INSTRUCTIONS FOR THE TASK
Read the records and write them out again exactly.

PROVIDED MATERIAL
********************

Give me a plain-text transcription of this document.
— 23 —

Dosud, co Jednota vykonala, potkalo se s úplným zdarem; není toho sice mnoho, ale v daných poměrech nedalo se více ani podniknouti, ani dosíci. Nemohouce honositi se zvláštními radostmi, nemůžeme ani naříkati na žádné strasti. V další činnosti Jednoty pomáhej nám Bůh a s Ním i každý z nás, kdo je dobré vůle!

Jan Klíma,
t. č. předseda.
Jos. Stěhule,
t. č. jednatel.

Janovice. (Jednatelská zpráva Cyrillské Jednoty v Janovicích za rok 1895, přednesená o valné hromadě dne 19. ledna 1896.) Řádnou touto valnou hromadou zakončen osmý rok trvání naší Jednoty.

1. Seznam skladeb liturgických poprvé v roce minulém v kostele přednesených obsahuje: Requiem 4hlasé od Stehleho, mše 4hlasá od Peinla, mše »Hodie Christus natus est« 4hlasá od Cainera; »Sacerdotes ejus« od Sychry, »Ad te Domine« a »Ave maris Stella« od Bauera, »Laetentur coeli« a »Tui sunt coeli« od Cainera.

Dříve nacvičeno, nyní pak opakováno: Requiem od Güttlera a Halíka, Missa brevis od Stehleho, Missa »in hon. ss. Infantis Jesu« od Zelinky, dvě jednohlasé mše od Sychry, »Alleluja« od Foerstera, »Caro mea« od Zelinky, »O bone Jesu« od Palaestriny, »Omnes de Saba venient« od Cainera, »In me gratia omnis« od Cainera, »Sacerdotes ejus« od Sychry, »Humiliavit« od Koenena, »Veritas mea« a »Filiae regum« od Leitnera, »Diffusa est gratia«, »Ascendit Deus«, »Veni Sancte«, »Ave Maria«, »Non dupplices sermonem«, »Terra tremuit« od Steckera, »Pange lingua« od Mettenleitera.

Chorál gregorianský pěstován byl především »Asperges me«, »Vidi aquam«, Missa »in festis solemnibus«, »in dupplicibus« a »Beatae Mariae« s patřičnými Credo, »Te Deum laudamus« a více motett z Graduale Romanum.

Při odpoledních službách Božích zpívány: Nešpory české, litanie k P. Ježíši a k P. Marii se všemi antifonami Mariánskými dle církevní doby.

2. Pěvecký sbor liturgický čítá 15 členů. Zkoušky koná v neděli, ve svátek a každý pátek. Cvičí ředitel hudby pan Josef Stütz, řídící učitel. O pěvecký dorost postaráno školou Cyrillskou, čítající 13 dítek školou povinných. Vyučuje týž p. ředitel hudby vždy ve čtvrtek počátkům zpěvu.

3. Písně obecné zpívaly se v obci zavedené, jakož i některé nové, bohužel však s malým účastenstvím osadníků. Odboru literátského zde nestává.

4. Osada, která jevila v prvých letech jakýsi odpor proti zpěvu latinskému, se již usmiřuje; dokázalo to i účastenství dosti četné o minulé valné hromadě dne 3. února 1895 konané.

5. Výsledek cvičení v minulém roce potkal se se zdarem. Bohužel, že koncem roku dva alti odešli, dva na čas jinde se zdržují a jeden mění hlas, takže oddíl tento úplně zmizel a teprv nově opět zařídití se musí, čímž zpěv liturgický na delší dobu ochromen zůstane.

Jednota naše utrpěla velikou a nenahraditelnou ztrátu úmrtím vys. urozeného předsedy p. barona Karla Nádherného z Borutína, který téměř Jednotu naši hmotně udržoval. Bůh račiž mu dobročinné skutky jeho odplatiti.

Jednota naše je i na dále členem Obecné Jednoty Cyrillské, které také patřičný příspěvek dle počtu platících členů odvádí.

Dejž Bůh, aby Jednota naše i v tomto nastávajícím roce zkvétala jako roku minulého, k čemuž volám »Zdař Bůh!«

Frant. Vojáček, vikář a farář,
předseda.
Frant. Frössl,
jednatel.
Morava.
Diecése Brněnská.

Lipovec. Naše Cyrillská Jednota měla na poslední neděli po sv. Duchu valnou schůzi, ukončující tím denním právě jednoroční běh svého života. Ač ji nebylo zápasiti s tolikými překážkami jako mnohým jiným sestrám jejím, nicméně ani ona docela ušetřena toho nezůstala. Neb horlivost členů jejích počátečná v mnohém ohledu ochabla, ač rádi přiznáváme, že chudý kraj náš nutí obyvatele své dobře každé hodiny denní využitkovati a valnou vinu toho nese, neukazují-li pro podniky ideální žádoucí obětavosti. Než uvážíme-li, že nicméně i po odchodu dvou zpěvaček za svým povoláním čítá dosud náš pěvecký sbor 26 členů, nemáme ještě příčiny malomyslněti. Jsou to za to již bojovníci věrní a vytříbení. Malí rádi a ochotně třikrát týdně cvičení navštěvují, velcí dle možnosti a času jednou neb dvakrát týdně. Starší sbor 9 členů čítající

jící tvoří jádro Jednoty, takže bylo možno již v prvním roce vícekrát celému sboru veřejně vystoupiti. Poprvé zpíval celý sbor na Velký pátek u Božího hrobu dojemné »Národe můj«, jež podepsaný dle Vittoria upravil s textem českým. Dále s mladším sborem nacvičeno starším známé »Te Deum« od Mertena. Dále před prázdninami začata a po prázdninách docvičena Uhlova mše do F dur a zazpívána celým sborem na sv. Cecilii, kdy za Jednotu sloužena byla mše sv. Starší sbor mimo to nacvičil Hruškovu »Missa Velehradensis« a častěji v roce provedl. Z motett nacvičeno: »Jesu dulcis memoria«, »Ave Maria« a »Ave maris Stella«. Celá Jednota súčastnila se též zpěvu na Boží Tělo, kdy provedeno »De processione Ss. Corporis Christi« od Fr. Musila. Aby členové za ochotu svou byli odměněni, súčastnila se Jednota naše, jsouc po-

********************

COMPLETE ANSWER
Give me a plain-text transcription of this document.
— 23 —

Dosud, co Jednota vykonala, potkalo se s úplným zdarem; není toho sice mnoho, ale v daných poměrech nedalo se více ani podniknouti, ani dosíci. Nemohouce honositi se zvláštními radostmi, nemůžeme ani naříkati na žádné strasti. V další činnosti Jednoty pomáhej nám Bůh a s Ním i každý z nás, kdo je dobré vůle!

Jan Klíma,
t. č. předseda.
Jos. Stěhule,
t. č. jednatel.

Janovice. (Jednatelská zpráva Cyrillské Jednoty v Janovicích za rok 1895, přednesená o valné hromadě dne 19. ledna 1896.) Řádnou touto valnou hromadou zakončen osmý rok trvání naší Jednoty.

1. Seznam skladeb liturgických poprvé v roce minulém v kostele přednesených obsahuje: Requiem 4hlasé od Stehleho, mše 4hlasá od Peinla, mše »Hodie Christus natus est« 4hlasá od Cainera; »Sacerdotes ejus« od Sychry, »Ad te Domine« a »Ave maris Stella« od Bauera, »Laetentur coeli« a »Tui sunt coeli« od Cainera.

Dříve nacvičeno, nyní pak opakováno: Requiem od Güttlera a Halíka, Missa brevis od Stehleho, Missa »in hon. ss. Infantis Jesu« od Zelinky, dvě jednohlasé mše od Sychry, »Alleluja« od Foerstera, »Caro mea« od Zelinky, »O bone Jesu« od Palaestriny, »Omnes de Saba venient« od Cainera, »In me gratia omnis« od Cainera, »Sacerdotes ejus« od Sychry, »Humiliavit« od Koenena, »Veritas mea« a »Filiae regum« od Leitnera, »Diffusa est gratia«, »Ascendit Deus«, »Veni Sancte«, »Ave Maria«, »Non dupplices sermonem«, »Terra tremuit« od Steckera, »Pange lingua« od Mettenleitera.

Chorál gregorianský pěstován byl především »Asperges me«, »Vidi aquam«, Missa »in festis solemnibus«, »in dupplicibus« a »Beatae Mariae« s patřičnými Credo, »Te Deum laudamus« a více motett z Graduale Romanum.

Při odpoledních službách Božích zpívány: Nešpory české, litanie k P. Ježíši a k P. Marii se všemi antifonami Mariánskými dle církevní doby.

2. Pěvecký sbor liturgický čítá 15 členů. Zkoušky koná v neděli, ve svátek a každý pátek. Cvičí ředitel hudby pan Josef Stütz, řídící učitel. O pěvecký dorost postaráno školou Cyrillskou, čítající 13 dítek školou povinných. Vyučuje týž p. ředitel hudby vždy ve čtvrtek počátkům zpěvu.

3. Písně obecné zpívaly se v obci zavedené, jakož i některé nové, bohužel však s malým účastenstvím osadníků. Odboru literátského zde nestává.

4. Osada, která jevila v prvých letech jakýsi odpor proti zpěvu latinskému, se již usmiřuje; dokázalo to i účastenství dosti četné o minulé valné hromadě dne 3. února 1895 konané.

5. Výsledek cvičení v minulém roce potkal se se zdarem. Bohužel, že koncem roku dva alti odešli, dva na čas jinde se zdržují a jeden mění hlas, takže oddíl tento úplně zmizel a teprv nově opět zařídití se musí, čímž zpěv liturgický na delší dobu ochromen zůstane.

Jednota naše utrpěla velikou a nenahraditelnou ztrátu úmrtím vys. urozeného předsedy p. barona Karla Nádherného z Borutína, který téměř Jednotu naši hmotně udržoval. Bůh račiž mu dobročinné skutky jeho odplatiti.

Jednota naše je i na dále členem Obecné Jednoty Cyrillské, které také patřičný příspěvek dle počtu platících členů odvádí.

Dejž Bůh, aby Jednota naše i v tomto nastávajícím roce zkvétala jako roku minulého, k čemuž volám »Zdař Bůh!«

Frant. Vojáček, vikář a farář,
předseda.
Frant. Frössl,
jednatel.
Morava.
Diecése Brněnská.

Lipovec. Naše Cyrillská Jednota měla na poslední neděli po sv. Duchu valnou schůzi, ukončující tím denním právě jednoroční běh svého života. Ač ji nebylo zápasiti s tolikými překážkami jako mnohým jiným sestrám jejím, nicméně ani ona docela ušetřena toho nezůstala. Neb horlivost členů jejích počátečná v mnohém ohledu ochabla, ač rádi přiznáváme, že chudý kraj náš nutí obyvatele své dobře každé hodiny denní využitkovati a valnou vinu toho nese, neukazují-li pro podniky ideální žádoucí obětavosti. Než uvážíme-li, že nicméně i po odchodu dvou zpěvaček za svým povoláním čítá dosud náš pěvecký sbor 26 členů, nemáme ještě příčiny malomyslněti. Jsou to za to již bojovníci věrní a vytříbení. Malí rádi a ochotně třikrát týdně cvičení navštěvují, velcí dle možnosti a času jednou neb dvakrát týdně. Starší sbor 9 členů čítající

jící tvoří jádro Jednoty, takže bylo možno již v prvním roce vícekrát celému sboru veřejně vystoupiti. Poprvé zpíval celý sbor na Velký pátek u Božího hrobu dojemné »Národe můj«, jež podepsaný dle Vittoria upravil s textem českým. Dále s mladším sborem nacvičeno starším známé »Te Deum« od Mertena. Dále před prázdninami začata a po prázdninách docvičena Uhlova mše do F dur a zazpívána celým sborem na sv. Cecilii, kdy za Jednotu sloužena byla mše sv. Starší sbor mimo to nacvičil Hruškovu »Missa Velehradensis« a častěji v roce provedl. Z motett nacvičeno: »Jesu dulcis memoria«, »Ave Maria« a »Ave maris Stella«. Celá Jednota súčastnila se též zpěvu na Boží Tělo, kdy provedeno »De processione Ss. Corporis Christi« od Fr. Musila. Aby členové za ochotu svou byli odměněni, súčastnila se Jednota naše, jsouc po-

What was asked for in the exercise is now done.